→ Supplied material

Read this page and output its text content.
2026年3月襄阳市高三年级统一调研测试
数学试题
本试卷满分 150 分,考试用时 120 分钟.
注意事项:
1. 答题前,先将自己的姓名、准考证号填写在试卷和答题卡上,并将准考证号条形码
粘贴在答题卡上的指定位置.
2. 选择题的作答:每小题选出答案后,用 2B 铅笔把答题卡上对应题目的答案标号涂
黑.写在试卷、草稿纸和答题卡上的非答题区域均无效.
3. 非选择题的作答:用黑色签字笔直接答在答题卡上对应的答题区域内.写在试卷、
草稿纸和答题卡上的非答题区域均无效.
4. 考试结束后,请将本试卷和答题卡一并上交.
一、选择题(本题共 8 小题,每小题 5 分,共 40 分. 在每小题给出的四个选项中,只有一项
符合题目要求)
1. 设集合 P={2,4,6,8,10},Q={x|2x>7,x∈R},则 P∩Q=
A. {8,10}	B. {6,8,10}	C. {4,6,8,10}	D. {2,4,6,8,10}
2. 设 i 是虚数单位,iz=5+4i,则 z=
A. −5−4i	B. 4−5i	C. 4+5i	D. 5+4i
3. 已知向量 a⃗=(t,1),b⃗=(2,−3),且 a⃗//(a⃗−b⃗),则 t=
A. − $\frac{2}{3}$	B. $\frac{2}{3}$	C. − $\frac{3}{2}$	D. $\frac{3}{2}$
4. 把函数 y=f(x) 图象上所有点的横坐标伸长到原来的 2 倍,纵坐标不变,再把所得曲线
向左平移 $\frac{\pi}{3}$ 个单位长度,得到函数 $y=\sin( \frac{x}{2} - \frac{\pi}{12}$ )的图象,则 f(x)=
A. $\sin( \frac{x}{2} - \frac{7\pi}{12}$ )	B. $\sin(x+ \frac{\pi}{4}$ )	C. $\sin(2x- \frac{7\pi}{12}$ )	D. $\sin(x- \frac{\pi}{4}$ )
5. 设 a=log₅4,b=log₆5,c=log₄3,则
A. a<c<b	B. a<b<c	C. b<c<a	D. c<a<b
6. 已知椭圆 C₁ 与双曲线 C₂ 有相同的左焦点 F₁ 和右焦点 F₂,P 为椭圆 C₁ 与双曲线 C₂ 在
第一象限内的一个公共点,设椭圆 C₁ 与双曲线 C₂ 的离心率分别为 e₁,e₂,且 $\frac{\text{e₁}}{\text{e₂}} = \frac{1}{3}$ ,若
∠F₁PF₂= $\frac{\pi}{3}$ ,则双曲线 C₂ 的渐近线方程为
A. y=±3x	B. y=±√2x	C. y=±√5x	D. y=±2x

→ To be done
Retype all of the material, keeping each line exact.

→ The answer
Read this page and output its text content.
2026年3月襄阳市高三年级统一调研测试
数学试题
本试卷满分 150 分,考试用时 120 分钟.
注意事项:
1. 答题前,先将自己的姓名、准考证号填写在试卷和答题卡上,并将准考证号条形码
粘贴在答题卡上的指定位置.
2. 选择题的作答:每小题选出答案后,用 2B 铅笔把答题卡上对应题目的答案标号涂
黑.写在试卷、草稿纸和答题卡上的非答题区域均无效.
3. 非选择题的作答:用黑色签字笔直接答在答题卡上对应的答题区域内.写在试卷、
草稿纸和答题卡上的非答题区域均无效.
4. 考试结束后,请将本试卷和答题卡一并上交.
一、选择题(本题共 8 小题,每小题 5 分,共 40 分. 在每小题给出的四个选项中,只有一项
符合题目要求)
1. 设集合 P={2,4,6,8,10},Q={x|2x>7,x∈R},则 P∩Q=
A. {8,10}	B. {6,8,10}	C. {4,6,8,10}	D. {2,4,6,8,10}
2. 设 i 是虚数单位,iz=5+4i,则 z=
A. −5−4i	B. 4−5i	C. 4+5i	D. 5+4i
3. 已知向量 a⃗=(t,1),b⃗=(2,−3),且 a⃗//(a⃗−b⃗),则 t=
A. − $\frac{2}{3}$	B. $\frac{2}{3}$	C. − $\frac{3}{2}$	D. $\frac{3}{2}$
4. 把函数 y=f(x) 图象上所有点的横坐标伸长到原来的 2 倍,纵坐标不变,再把所得曲线
向左平移 $\frac{\pi}{3}$ 个单位长度,得到函数 $y=\sin( \frac{x}{2} - \frac{\pi}{12}$ )的图象,则 f(x)=
A. $\sin( \frac{x}{2} - \frac{7\pi}{12}$ )	B. $\sin(x+ \frac{\pi}{4}$ )	C. $\sin(2x- \frac{7\pi}{12}$ )	D. $\sin(x- \frac{\pi}{4}$ )
5. 设 a=log₅4,b=log₆5,c=log₄3,则
A. a<c<b	B. a<b<c	C. b<c<a	D. c<a<b
6. 已知椭圆 C₁ 与双曲线 C₂ 有相同的左焦点 F₁ 和右焦点 F₂,P 为椭圆 C₁ 与双曲线 C₂ 在
第一象限内的一个公共点,设椭圆 C₁ 与双曲线 C₂ 的离心率分别为 e₁,e₂,且 $\frac{\text{e₁}}{\text{e₂}} = \frac{1}{3}$ ,若
∠F₁PF₂= $\frac{\pi}{3}$ ,则双曲线 C₂ 的渐近线方程为
A. y=±3x	B. y=±√2x	C. y=±√5x	D. y=±2x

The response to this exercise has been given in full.